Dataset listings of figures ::

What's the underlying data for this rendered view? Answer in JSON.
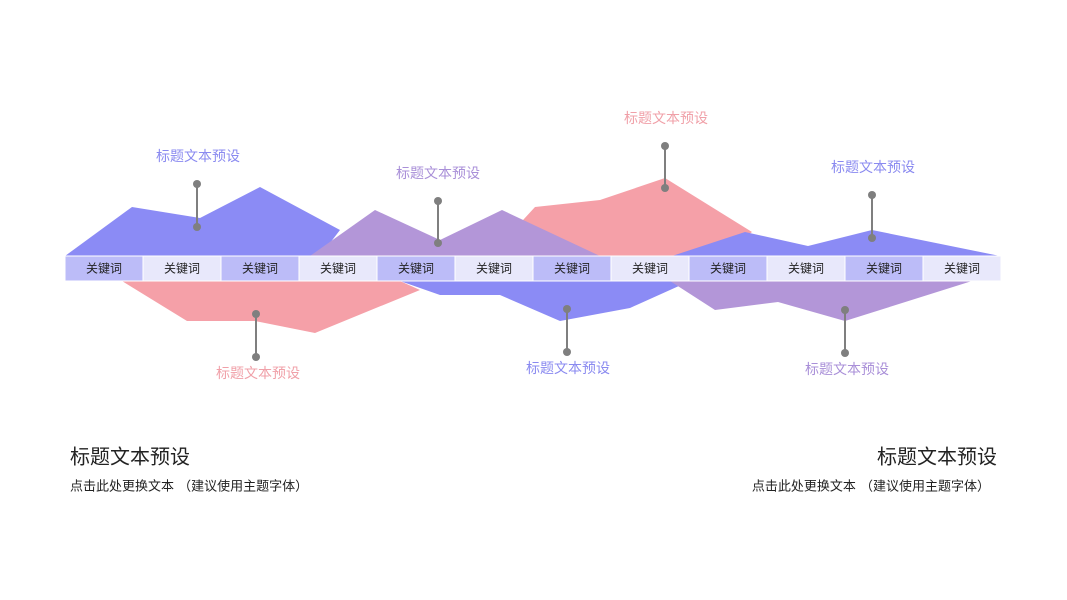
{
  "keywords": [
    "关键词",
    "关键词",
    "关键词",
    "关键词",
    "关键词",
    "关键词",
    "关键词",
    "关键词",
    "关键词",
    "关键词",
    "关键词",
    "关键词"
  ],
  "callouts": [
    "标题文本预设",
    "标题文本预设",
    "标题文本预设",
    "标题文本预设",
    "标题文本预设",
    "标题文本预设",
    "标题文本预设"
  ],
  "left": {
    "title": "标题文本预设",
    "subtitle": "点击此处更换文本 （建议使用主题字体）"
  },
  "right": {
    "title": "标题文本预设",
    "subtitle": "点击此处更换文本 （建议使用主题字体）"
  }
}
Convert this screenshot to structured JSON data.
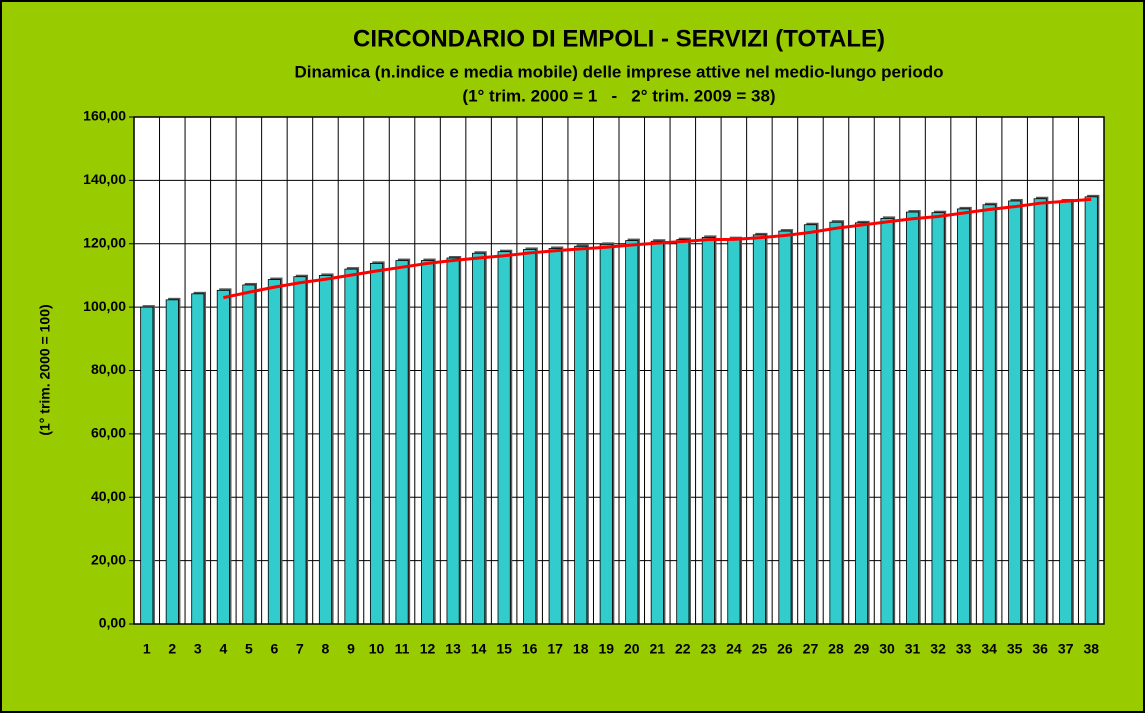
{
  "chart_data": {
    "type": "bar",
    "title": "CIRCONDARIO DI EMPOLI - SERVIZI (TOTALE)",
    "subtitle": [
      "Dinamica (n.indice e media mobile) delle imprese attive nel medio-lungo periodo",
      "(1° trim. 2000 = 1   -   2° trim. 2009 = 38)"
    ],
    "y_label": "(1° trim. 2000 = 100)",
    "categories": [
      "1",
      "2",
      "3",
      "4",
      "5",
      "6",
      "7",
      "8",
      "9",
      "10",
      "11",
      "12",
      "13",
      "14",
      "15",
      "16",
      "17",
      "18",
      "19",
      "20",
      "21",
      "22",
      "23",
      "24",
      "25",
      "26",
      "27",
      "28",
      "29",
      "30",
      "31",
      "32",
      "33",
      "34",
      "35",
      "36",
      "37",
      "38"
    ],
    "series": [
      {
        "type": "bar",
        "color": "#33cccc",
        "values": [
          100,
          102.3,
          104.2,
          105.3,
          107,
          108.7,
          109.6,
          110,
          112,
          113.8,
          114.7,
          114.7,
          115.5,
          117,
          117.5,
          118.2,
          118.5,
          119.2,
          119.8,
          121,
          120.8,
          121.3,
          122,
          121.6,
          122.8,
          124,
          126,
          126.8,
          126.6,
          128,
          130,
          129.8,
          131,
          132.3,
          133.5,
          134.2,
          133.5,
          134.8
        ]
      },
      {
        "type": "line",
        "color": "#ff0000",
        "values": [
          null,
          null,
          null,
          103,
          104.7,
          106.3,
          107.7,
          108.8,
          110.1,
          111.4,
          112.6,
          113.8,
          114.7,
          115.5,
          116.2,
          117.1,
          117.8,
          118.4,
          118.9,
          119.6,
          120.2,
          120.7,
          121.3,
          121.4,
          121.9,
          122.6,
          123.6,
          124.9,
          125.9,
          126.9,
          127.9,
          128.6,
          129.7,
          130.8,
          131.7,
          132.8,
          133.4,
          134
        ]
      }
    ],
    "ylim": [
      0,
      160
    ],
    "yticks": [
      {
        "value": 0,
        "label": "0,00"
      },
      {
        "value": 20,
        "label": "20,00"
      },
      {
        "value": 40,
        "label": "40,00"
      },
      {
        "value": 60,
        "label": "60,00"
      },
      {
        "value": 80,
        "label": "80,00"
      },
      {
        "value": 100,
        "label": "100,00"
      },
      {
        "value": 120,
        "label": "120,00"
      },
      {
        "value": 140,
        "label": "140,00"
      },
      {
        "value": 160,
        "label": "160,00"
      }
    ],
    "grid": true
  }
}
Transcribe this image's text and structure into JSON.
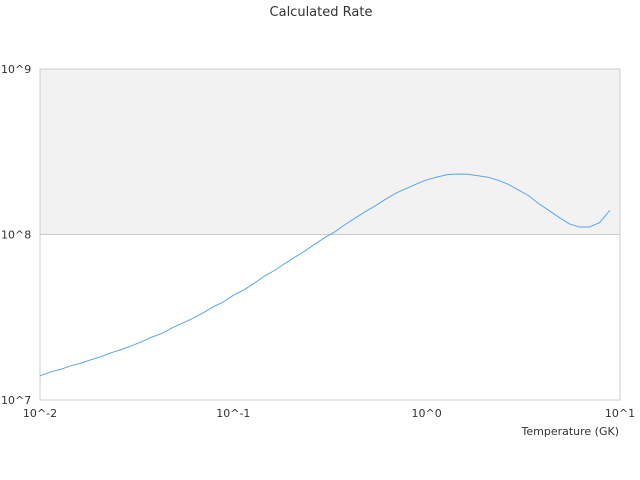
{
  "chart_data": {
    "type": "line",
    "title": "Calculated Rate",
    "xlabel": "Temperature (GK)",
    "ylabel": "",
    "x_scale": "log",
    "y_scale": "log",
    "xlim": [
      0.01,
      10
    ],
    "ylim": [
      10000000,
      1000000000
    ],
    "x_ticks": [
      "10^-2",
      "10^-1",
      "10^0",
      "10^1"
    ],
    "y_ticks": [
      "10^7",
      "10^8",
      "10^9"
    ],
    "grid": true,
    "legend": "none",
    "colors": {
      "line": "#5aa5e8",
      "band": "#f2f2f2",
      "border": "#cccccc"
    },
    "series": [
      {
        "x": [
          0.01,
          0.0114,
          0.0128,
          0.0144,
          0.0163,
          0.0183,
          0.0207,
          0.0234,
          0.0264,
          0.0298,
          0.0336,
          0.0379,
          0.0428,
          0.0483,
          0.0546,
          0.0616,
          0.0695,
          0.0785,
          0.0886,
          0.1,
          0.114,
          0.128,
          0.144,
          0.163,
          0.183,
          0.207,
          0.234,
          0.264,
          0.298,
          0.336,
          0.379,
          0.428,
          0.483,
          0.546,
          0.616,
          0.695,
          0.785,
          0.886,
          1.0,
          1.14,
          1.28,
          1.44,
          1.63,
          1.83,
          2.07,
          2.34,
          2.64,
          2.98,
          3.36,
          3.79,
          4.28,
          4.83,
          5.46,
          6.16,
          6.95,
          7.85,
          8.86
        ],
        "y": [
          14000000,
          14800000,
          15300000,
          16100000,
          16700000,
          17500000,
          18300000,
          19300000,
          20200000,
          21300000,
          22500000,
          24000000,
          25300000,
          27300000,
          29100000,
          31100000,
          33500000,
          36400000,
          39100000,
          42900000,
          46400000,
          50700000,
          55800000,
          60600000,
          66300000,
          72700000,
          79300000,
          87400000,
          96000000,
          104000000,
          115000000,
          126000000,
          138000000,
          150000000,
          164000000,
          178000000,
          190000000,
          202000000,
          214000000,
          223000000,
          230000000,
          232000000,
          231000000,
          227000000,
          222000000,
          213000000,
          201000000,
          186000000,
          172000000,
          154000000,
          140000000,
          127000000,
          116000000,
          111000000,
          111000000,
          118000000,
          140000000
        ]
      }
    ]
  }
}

SET TASK ::
Reproduce the material in its entirety and word for word, without the pictures.

WRITTEN SOLUTION ::
What's the underlying data for this rendered view? Answer in JSON.
{
  "keywords": [
    "关键词",
    "关键词",
    "关键词",
    "关键词",
    "关键词",
    "关键词",
    "关键词",
    "关键词",
    "关键词",
    "关键词",
    "关键词",
    "关键词"
  ],
  "callouts": [
    "标题文本预设",
    "标题文本预设",
    "标题文本预设",
    "标题文本预设",
    "标题文本预设",
    "标题文本预设",
    "标题文本预设"
  ],
  "left": {
    "title": "标题文本预设",
    "subtitle": "点击此处更换文本 （建议使用主题字体）"
  },
  "right": {
    "title": "标题文本预设",
    "subtitle": "点击此处更换文本 （建议使用主题字体）"
  }
}
Convert this screenshot to structured JSON data.
{
  "chart_data": {
    "type": "bar",
    "title": "CIRCONDARIO DI EMPOLI - SERVIZI (TOTALE)",
    "subtitle": [
      "Dinamica (n.indice e media mobile) delle imprese attive nel medio-lungo periodo",
      "(1° trim. 2000 = 1   -   2° trim. 2009 = 38)"
    ],
    "y_label": "(1° trim. 2000 = 100)",
    "categories": [
      "1",
      "2",
      "3",
      "4",
      "5",
      "6",
      "7",
      "8",
      "9",
      "10",
      "11",
      "12",
      "13",
      "14",
      "15",
      "16",
      "17",
      "18",
      "19",
      "20",
      "21",
      "22",
      "23",
      "24",
      "25",
      "26",
      "27",
      "28",
      "29",
      "30",
      "31",
      "32",
      "33",
      "34",
      "35",
      "36",
      "37",
      "38"
    ],
    "series": [
      {
        "type": "bar",
        "color": "#33cccc",
        "values": [
          100,
          102.3,
          104.2,
          105.3,
          107,
          108.7,
          109.6,
          110,
          112,
          113.8,
          114.7,
          114.7,
          115.5,
          117,
          117.5,
          118.2,
          118.5,
          119.2,
          119.8,
          121,
          120.8,
          121.3,
          122,
          121.6,
          122.8,
          124,
          126,
          126.8,
          126.6,
          128,
          130,
          129.8,
          131,
          132.3,
          133.5,
          134.2,
          133.5,
          134.8
        ]
      },
      {
        "type": "line",
        "color": "#ff0000",
        "values": [
          null,
          null,
          null,
          103,
          104.7,
          106.3,
          107.7,
          108.8,
          110.1,
          111.4,
          112.6,
          113.8,
          114.7,
          115.5,
          116.2,
          117.1,
          117.8,
          118.4,
          118.9,
          119.6,
          120.2,
          120.7,
          121.3,
          121.4,
          121.9,
          122.6,
          123.6,
          124.9,
          125.9,
          126.9,
          127.9,
          128.6,
          129.7,
          130.8,
          131.7,
          132.8,
          133.4,
          134
        ]
      }
    ],
    "ylim": [
      0,
      160
    ],
    "yticks": [
      {
        "value": 0,
        "label": "0,00"
      },
      {
        "value": 20,
        "label": "20,00"
      },
      {
        "value": 40,
        "label": "40,00"
      },
      {
        "value": 60,
        "label": "60,00"
      },
      {
        "value": 80,
        "label": "80,00"
      },
      {
        "value": 100,
        "label": "100,00"
      },
      {
        "value": 120,
        "label": "120,00"
      },
      {
        "value": 140,
        "label": "140,00"
      },
      {
        "value": 160,
        "label": "160,00"
      }
    ],
    "grid": true
  }
}
Transcribe this image's text and structure into JSON.
{
  "chart_data": {
    "type": "line",
    "title": "Calculated Rate",
    "xlabel": "Temperature (GK)",
    "ylabel": "",
    "x_scale": "log",
    "y_scale": "log",
    "xlim": [
      0.01,
      10
    ],
    "ylim": [
      10000000,
      1000000000
    ],
    "x_ticks": [
      "10^-2",
      "10^-1",
      "10^0",
      "10^1"
    ],
    "y_ticks": [
      "10^7",
      "10^8",
      "10^9"
    ],
    "grid": true,
    "legend": "none",
    "colors": {
      "line": "#5aa5e8",
      "band": "#f2f2f2",
      "border": "#cccccc"
    },
    "series": [
      {
        "x": [
          0.01,
          0.0114,
          0.0128,
          0.0144,
          0.0163,
          0.0183,
          0.0207,
          0.0234,
          0.0264,
          0.0298,
          0.0336,
          0.0379,
          0.0428,
          0.0483,
          0.0546,
          0.0616,
          0.0695,
          0.0785,
          0.0886,
          0.1,
          0.114,
          0.128,
          0.144,
          0.163,
          0.183,
          0.207,
          0.234,
          0.264,
          0.298,
          0.336,
          0.379,
          0.428,
          0.483,
          0.546,
          0.616,
          0.695,
          0.785,
          0.886,
          1.0,
          1.14,
          1.28,
          1.44,
          1.63,
          1.83,
          2.07,
          2.34,
          2.64,
          2.98,
          3.36,
          3.79,
          4.28,
          4.83,
          5.46,
          6.16,
          6.95,
          7.85,
          8.86
        ],
        "y": [
          14000000,
          14800000,
          15300000,
          16100000,
          16700000,
          17500000,
          18300000,
          19300000,
          20200000,
          21300000,
          22500000,
          24000000,
          25300000,
          27300000,
          29100000,
          31100000,
          33500000,
          36400000,
          39100000,
          42900000,
          46400000,
          50700000,
          55800000,
          60600000,
          66300000,
          72700000,
          79300000,
          87400000,
          96000000,
          104000000,
          115000000,
          126000000,
          138000000,
          150000000,
          164000000,
          178000000,
          190000000,
          202000000,
          214000000,
          223000000,
          230000000,
          232000000,
          231000000,
          227000000,
          222000000,
          213000000,
          201000000,
          186000000,
          172000000,
          154000000,
          140000000,
          127000000,
          116000000,
          111000000,
          111000000,
          118000000,
          140000000
        ]
      }
    ]
  }
}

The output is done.